• [Task statement]:
Output the full listing below exactly, without the pictures.

----------------------------------------

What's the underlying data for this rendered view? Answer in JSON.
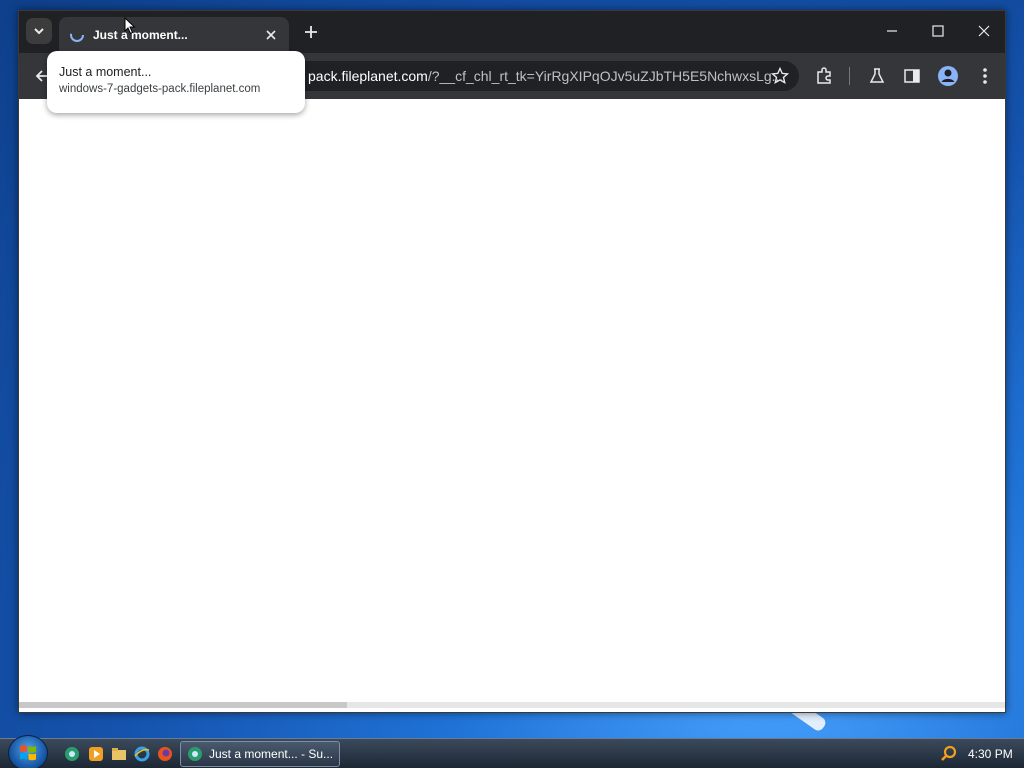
{
  "browser": {
    "tab": {
      "title": "Just a moment...",
      "close_icon": "close-icon",
      "favicon_icon": "loading-spinner-icon"
    },
    "new_tab_icon": "plus-icon",
    "window_controls": [
      "minimize-icon",
      "maximize-icon",
      "close-icon"
    ],
    "omnibox": {
      "host_text": "pack.fileplanet.com",
      "path_text": "/?__cf_chl_rt_tk=YirRgXIPqOJv5uZJbTH5E5NchwxsLg...",
      "bookmark_icon": "star-icon"
    },
    "toolbar_icons": [
      "extensions-icon",
      "labs-icon",
      "side-panel-icon",
      "profile-icon",
      "menu-icon"
    ],
    "tooltip": {
      "title": "Just a moment...",
      "url": "windows-7-gadgets-pack.fileplanet.com"
    }
  },
  "taskbar": {
    "quick_launch": [
      "chrome-icon",
      "media-player-icon",
      "explorer-icon",
      "internet-explorer-icon",
      "firefox-icon"
    ],
    "task_button_label": "Just a moment... - Su...",
    "clock": "4:30 PM"
  },
  "colors": {
    "titlebar": "#202124",
    "toolbar": "#35363a",
    "desktop_blue": "#1f72d6"
  }
}
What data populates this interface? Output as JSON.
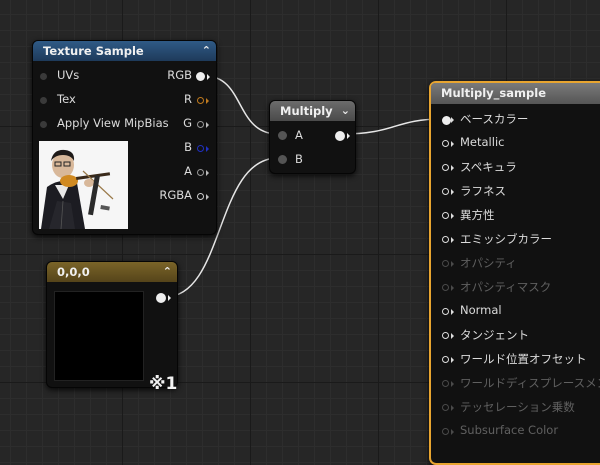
{
  "texture_node": {
    "title": "Texture Sample",
    "pins_in": [
      "UVs",
      "Tex",
      "Apply View MipBias"
    ],
    "pins_out": [
      "RGB",
      "R",
      "G",
      "B",
      "A",
      "RGBA"
    ],
    "header_color": "#2a4a6e"
  },
  "multiply_node": {
    "title": "Multiply",
    "pins_in": [
      "A",
      "B"
    ],
    "header_color": "#5a5a5a"
  },
  "constant_node": {
    "title": "0,0,0",
    "header_color": "#6e5a20",
    "swatch_color": "#000000"
  },
  "material_node": {
    "title": "Multiply_sample",
    "accent_color": "#e8a530",
    "pins": [
      {
        "label": "ベースカラー",
        "active": true
      },
      {
        "label": "Metallic",
        "active": true
      },
      {
        "label": "スペキュラ",
        "active": true
      },
      {
        "label": "ラフネス",
        "active": true
      },
      {
        "label": "異方性",
        "active": true
      },
      {
        "label": "エミッシブカラー",
        "active": true
      },
      {
        "label": "オパシティ",
        "active": false
      },
      {
        "label": "オパシティマスク",
        "active": false
      },
      {
        "label": "Normal",
        "active": true
      },
      {
        "label": "タンジェント",
        "active": true
      },
      {
        "label": "ワールド位置オフセット",
        "active": true
      },
      {
        "label": "ワールドディスプレースメント",
        "active": false
      },
      {
        "label": "テッセレーション乗数",
        "active": false
      },
      {
        "label": "Subsurface Color",
        "active": false
      }
    ]
  },
  "annotation": "※1"
}
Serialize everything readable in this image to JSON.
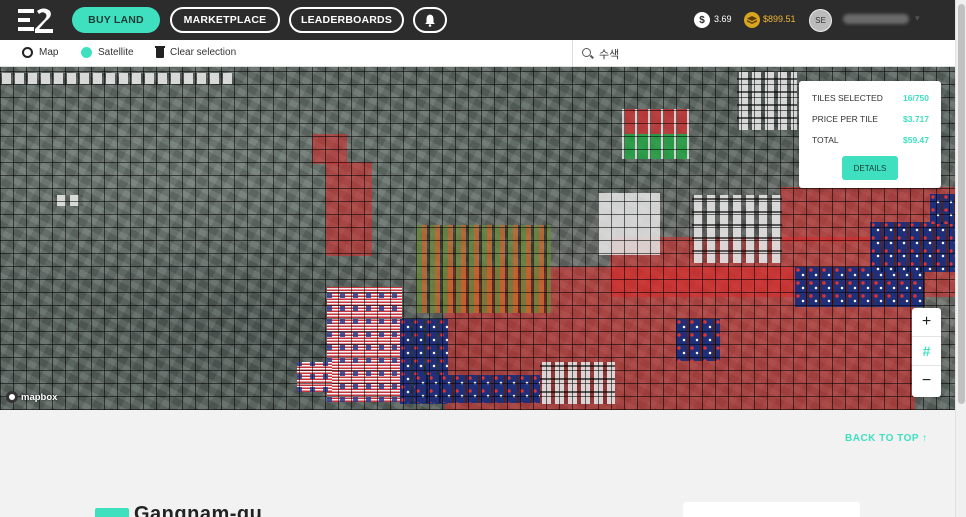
{
  "nav": {
    "buy_land": "BUY LAND",
    "marketplace": "MARKETPLACE",
    "leaderboards": "LEADERBOARDS",
    "bell_icon": "bell-icon"
  },
  "wallet": {
    "usd_symbol": "$",
    "usd_balance": "3.69",
    "essence_balance": "$899.51",
    "coin_icon": "stack-coin-icon"
  },
  "user": {
    "initials": "SE"
  },
  "toolbar": {
    "map_label": "Map",
    "satellite_label": "Satellite",
    "clear_label": "Clear selection",
    "search_value": "수색"
  },
  "selection": {
    "tiles_selected_label": "TILES SELECTED",
    "tiles_selected_value": "16/750",
    "price_label": "PRICE PER TILE",
    "price_value": "$3.717",
    "total_label": "TOTAL",
    "total_value": "$59.47",
    "details_label": "DETAILS"
  },
  "zoom": {
    "in": "+",
    "grid": "#",
    "out": "−"
  },
  "map": {
    "attribution": "mapbox"
  },
  "footer": {
    "back_to_top": "BACK TO TOP ↑",
    "page_title": "Gangnam-gu"
  },
  "colors": {
    "accent": "#3ee0c0",
    "navbar": "#2c2c2c",
    "owned_tiles": "#dc2828"
  }
}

----------------------------------------

• [Written reply]:
What's the underlying data for this rendered view? Answer in JSON.
{
  "browser": {
    "tab": {
      "title": "Just a moment...",
      "close_icon": "close-icon",
      "favicon_icon": "loading-spinner-icon"
    },
    "new_tab_icon": "plus-icon",
    "window_controls": [
      "minimize-icon",
      "maximize-icon",
      "close-icon"
    ],
    "omnibox": {
      "host_text": "pack.fileplanet.com",
      "path_text": "/?__cf_chl_rt_tk=YirRgXIPqOJv5uZJbTH5E5NchwxsLg...",
      "bookmark_icon": "star-icon"
    },
    "toolbar_icons": [
      "extensions-icon",
      "labs-icon",
      "side-panel-icon",
      "profile-icon",
      "menu-icon"
    ],
    "tooltip": {
      "title": "Just a moment...",
      "url": "windows-7-gadgets-pack.fileplanet.com"
    }
  },
  "taskbar": {
    "quick_launch": [
      "chrome-icon",
      "media-player-icon",
      "explorer-icon",
      "internet-explorer-icon",
      "firefox-icon"
    ],
    "task_button_label": "Just a moment... - Su...",
    "clock": "4:30 PM"
  },
  "colors": {
    "titlebar": "#202124",
    "toolbar": "#35363a",
    "desktop_blue": "#1f72d6"
  }
}
What data populates this interface? Output as JSON.
{
  "texture_node": {
    "title": "Texture Sample",
    "pins_in": [
      "UVs",
      "Tex",
      "Apply View MipBias"
    ],
    "pins_out": [
      "RGB",
      "R",
      "G",
      "B",
      "A",
      "RGBA"
    ],
    "header_color": "#2a4a6e"
  },
  "multiply_node": {
    "title": "Multiply",
    "pins_in": [
      "A",
      "B"
    ],
    "header_color": "#5a5a5a"
  },
  "constant_node": {
    "title": "0,0,0",
    "header_color": "#6e5a20",
    "swatch_color": "#000000"
  },
  "material_node": {
    "title": "Multiply_sample",
    "accent_color": "#e8a530",
    "pins": [
      {
        "label": "ベースカラー",
        "active": true
      },
      {
        "label": "Metallic",
        "active": true
      },
      {
        "label": "スペキュラ",
        "active": true
      },
      {
        "label": "ラフネス",
        "active": true
      },
      {
        "label": "異方性",
        "active": true
      },
      {
        "label": "エミッシブカラー",
        "active": true
      },
      {
        "label": "オパシティ",
        "active": false
      },
      {
        "label": "オパシティマスク",
        "active": false
      },
      {
        "label": "Normal",
        "active": true
      },
      {
        "label": "タンジェント",
        "active": true
      },
      {
        "label": "ワールド位置オフセット",
        "active": true
      },
      {
        "label": "ワールドディスプレースメント",
        "active": false
      },
      {
        "label": "テッセレーション乗数",
        "active": false
      },
      {
        "label": "Subsurface Color",
        "active": false
      }
    ]
  },
  "annotation": "※1"
}
Serialize everything readable in this image to JSON.
{
  "nav": {
    "buy_land": "BUY LAND",
    "marketplace": "MARKETPLACE",
    "leaderboards": "LEADERBOARDS",
    "bell_icon": "bell-icon"
  },
  "wallet": {
    "usd_symbol": "$",
    "usd_balance": "3.69",
    "essence_balance": "$899.51",
    "coin_icon": "stack-coin-icon"
  },
  "user": {
    "initials": "SE"
  },
  "toolbar": {
    "map_label": "Map",
    "satellite_label": "Satellite",
    "clear_label": "Clear selection",
    "search_value": "수색"
  },
  "selection": {
    "tiles_selected_label": "TILES SELECTED",
    "tiles_selected_value": "16/750",
    "price_label": "PRICE PER TILE",
    "price_value": "$3.717",
    "total_label": "TOTAL",
    "total_value": "$59.47",
    "details_label": "DETAILS"
  },
  "zoom": {
    "in": "+",
    "grid": "#",
    "out": "−"
  },
  "map": {
    "attribution": "mapbox"
  },
  "footer": {
    "back_to_top": "BACK TO TOP ↑",
    "page_title": "Gangnam-gu"
  },
  "colors": {
    "accent": "#3ee0c0",
    "navbar": "#2c2c2c",
    "owned_tiles": "#dc2828"
  }
}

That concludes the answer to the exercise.